Written task: Quote the records word for word, starting at their first line and ending at the line that contains "question-text-line: 7 .清洁诊疗区域时应由上而下，由外到里，由轻度污染到重度污（）", with both of those lines included.

[Bounding box entries]
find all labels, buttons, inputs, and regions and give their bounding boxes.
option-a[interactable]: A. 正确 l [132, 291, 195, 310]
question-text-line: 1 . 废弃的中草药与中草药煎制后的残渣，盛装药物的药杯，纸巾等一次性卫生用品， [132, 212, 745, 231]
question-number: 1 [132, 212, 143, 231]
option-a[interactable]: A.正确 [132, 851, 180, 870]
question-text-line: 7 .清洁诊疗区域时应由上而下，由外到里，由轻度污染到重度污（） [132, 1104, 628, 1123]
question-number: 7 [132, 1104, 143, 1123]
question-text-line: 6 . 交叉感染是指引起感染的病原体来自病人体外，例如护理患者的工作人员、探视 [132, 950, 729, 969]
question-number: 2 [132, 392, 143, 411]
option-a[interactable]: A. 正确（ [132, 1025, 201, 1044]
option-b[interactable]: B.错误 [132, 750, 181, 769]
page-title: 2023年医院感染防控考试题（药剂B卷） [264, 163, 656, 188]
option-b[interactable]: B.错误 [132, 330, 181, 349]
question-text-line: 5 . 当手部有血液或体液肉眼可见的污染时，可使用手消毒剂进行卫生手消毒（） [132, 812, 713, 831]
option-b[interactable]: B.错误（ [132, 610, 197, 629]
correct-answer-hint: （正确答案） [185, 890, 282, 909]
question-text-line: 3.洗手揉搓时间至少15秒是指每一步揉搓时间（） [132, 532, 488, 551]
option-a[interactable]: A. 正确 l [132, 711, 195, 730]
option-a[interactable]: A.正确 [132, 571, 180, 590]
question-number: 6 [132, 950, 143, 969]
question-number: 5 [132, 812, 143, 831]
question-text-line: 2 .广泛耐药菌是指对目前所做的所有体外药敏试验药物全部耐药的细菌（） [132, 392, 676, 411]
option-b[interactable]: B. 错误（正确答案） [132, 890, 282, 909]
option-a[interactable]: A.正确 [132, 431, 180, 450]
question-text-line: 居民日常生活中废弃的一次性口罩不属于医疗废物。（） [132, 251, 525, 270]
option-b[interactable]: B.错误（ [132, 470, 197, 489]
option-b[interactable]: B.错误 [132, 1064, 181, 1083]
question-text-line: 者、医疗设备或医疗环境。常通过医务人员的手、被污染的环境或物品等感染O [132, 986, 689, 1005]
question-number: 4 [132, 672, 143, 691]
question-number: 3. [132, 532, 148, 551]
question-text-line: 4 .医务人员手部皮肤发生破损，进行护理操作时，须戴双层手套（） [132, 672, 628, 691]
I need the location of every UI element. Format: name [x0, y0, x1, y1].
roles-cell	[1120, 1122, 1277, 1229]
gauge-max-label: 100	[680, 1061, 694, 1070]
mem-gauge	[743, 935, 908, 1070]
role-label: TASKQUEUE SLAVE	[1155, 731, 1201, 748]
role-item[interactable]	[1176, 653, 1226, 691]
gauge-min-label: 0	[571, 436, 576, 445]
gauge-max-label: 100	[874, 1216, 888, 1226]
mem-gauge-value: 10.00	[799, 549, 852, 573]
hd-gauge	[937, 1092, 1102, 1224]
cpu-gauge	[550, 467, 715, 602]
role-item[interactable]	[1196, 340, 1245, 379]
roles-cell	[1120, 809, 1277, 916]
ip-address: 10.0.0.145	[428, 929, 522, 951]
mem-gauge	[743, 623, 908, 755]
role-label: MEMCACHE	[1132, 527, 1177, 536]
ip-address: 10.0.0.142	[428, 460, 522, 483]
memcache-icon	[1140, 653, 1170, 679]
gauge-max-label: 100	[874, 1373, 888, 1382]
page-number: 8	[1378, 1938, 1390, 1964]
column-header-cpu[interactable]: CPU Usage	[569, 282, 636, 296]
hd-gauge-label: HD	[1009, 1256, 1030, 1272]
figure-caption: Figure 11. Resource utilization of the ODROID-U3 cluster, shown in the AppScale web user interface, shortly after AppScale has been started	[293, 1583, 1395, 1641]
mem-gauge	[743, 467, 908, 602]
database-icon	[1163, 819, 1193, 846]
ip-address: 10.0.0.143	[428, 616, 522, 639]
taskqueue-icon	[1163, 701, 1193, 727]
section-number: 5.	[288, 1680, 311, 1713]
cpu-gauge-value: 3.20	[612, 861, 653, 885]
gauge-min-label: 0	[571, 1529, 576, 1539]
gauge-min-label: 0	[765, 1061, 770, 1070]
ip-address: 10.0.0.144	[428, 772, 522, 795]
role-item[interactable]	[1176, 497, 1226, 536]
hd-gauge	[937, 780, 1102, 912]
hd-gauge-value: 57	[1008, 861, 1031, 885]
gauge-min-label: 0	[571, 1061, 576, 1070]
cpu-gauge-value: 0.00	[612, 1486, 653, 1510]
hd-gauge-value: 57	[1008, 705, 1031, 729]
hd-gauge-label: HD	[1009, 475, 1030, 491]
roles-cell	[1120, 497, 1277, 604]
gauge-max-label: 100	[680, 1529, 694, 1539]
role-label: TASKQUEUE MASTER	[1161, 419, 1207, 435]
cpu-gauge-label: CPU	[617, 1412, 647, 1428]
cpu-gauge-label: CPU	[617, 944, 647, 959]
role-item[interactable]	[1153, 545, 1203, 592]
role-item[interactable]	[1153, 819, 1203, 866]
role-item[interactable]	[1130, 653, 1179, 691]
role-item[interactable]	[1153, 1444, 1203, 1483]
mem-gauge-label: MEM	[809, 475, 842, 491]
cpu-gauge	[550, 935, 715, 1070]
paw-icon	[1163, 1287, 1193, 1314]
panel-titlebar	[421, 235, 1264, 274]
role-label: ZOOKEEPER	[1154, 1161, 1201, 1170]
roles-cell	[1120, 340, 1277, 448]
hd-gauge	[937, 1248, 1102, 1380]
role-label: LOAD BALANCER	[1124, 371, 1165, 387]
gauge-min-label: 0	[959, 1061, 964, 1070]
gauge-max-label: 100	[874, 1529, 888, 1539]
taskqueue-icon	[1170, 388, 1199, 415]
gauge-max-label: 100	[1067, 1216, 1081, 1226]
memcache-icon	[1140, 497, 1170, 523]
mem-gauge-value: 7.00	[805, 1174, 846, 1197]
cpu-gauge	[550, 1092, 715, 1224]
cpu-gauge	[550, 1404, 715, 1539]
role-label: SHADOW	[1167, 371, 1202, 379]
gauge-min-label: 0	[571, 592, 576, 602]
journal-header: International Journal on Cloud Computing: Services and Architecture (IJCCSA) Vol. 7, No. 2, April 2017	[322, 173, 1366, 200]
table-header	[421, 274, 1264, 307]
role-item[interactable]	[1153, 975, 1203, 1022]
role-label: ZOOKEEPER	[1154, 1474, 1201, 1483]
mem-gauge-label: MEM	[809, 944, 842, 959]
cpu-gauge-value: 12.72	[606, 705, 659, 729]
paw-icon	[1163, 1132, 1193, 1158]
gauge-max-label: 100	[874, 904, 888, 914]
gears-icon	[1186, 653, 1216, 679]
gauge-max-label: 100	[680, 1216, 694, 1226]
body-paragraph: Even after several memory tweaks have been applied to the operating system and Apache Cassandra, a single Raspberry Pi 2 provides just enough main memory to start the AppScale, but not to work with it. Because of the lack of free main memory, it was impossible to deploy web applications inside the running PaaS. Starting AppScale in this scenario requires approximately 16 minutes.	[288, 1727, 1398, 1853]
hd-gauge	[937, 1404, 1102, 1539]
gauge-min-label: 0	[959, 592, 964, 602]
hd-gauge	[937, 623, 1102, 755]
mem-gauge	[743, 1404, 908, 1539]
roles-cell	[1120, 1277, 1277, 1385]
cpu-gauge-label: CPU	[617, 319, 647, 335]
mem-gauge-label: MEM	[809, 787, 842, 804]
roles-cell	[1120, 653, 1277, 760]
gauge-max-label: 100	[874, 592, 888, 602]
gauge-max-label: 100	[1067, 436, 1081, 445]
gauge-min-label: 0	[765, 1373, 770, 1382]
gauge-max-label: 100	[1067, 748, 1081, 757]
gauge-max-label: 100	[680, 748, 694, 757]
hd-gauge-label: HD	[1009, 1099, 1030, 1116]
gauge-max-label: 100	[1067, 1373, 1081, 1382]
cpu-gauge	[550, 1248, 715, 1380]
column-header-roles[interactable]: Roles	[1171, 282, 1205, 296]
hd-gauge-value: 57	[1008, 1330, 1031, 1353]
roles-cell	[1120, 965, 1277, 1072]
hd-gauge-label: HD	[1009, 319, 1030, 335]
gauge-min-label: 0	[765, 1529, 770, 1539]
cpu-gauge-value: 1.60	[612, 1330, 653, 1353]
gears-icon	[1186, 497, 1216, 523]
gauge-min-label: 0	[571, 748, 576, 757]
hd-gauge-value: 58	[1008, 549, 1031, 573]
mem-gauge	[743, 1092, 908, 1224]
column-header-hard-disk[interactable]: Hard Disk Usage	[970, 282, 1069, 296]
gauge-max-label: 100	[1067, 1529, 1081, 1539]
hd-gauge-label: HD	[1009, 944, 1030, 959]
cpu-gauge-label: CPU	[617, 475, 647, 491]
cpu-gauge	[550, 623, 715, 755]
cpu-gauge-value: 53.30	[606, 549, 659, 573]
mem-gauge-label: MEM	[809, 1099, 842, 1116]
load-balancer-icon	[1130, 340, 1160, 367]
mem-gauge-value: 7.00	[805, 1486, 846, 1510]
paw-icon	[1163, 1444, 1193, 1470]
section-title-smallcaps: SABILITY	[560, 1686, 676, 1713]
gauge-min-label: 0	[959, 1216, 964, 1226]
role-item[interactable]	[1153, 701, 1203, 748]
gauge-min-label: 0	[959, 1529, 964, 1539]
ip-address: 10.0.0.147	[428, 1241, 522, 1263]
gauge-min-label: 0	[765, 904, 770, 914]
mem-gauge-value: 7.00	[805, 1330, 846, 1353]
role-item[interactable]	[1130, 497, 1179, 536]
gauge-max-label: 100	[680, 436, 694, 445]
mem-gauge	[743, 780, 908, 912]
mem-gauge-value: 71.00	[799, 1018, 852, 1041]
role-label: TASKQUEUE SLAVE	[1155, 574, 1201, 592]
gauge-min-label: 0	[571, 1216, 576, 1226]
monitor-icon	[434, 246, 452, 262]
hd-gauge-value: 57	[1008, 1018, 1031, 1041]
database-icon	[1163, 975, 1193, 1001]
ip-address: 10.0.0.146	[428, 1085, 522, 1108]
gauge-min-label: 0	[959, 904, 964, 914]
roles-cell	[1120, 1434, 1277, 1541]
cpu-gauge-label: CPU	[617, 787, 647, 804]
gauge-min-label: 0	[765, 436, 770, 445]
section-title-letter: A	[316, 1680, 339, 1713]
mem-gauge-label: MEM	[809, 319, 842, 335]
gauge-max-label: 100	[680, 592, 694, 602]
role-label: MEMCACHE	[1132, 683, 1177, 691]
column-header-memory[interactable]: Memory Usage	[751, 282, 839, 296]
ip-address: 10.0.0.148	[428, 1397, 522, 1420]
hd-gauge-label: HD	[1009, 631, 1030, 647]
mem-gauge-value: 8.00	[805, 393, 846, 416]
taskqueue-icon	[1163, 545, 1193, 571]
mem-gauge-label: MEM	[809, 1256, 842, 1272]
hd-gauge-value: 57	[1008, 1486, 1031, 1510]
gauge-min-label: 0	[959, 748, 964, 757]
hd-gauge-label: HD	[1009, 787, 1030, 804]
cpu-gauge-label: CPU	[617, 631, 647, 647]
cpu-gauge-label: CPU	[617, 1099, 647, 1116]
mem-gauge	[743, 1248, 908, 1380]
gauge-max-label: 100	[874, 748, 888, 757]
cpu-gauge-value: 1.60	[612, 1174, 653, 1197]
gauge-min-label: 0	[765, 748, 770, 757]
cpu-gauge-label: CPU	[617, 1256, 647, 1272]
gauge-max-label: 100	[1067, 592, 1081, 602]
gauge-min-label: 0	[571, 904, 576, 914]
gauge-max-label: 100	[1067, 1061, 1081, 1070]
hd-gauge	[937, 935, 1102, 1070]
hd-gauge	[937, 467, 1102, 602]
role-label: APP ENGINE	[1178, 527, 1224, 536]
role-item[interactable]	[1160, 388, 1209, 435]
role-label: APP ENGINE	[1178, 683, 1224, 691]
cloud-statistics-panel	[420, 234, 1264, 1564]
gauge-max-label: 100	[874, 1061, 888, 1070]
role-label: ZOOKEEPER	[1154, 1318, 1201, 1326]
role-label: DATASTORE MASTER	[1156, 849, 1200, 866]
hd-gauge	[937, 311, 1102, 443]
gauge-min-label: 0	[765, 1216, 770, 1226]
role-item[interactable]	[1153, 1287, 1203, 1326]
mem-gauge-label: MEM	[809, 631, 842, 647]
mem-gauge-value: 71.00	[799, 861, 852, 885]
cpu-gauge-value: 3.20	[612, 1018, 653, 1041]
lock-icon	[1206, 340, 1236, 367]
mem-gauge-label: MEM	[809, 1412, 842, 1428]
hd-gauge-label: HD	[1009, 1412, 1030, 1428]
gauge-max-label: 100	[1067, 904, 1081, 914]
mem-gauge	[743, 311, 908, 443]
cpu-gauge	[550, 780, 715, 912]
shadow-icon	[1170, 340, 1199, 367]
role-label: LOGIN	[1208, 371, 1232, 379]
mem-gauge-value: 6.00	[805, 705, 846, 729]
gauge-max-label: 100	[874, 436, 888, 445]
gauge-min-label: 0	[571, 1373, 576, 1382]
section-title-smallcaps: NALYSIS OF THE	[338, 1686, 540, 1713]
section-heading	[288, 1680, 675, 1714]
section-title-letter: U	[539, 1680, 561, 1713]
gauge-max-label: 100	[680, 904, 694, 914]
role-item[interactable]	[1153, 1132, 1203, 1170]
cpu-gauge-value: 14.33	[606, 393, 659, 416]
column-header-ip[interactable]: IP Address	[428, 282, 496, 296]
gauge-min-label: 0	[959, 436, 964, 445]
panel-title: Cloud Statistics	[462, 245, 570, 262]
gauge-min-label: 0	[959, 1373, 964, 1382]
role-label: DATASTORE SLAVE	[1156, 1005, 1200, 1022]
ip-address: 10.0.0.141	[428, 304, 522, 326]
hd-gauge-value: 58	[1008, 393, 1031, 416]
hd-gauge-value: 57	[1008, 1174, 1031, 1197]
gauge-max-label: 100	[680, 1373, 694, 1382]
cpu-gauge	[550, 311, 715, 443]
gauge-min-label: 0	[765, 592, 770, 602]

Task result:
find all labels, buttons, inputs, and regions and give their bounding boxes.
option-a[interactable]: A. 正确 l [132, 291, 195, 310]
question-text-line: 1 . 废弃的中草药与中草药煎制后的残渣，盛装药物的药杯，纸巾等一次性卫生用品， [132, 212, 745, 231]
question-number: 1 [132, 212, 143, 231]
option-a[interactable]: A.正确 [132, 851, 180, 870]
question-text-line: 7 .清洁诊疗区域时应由上而下，由外到里，由轻度污染到重度污（） [132, 1104, 628, 1123]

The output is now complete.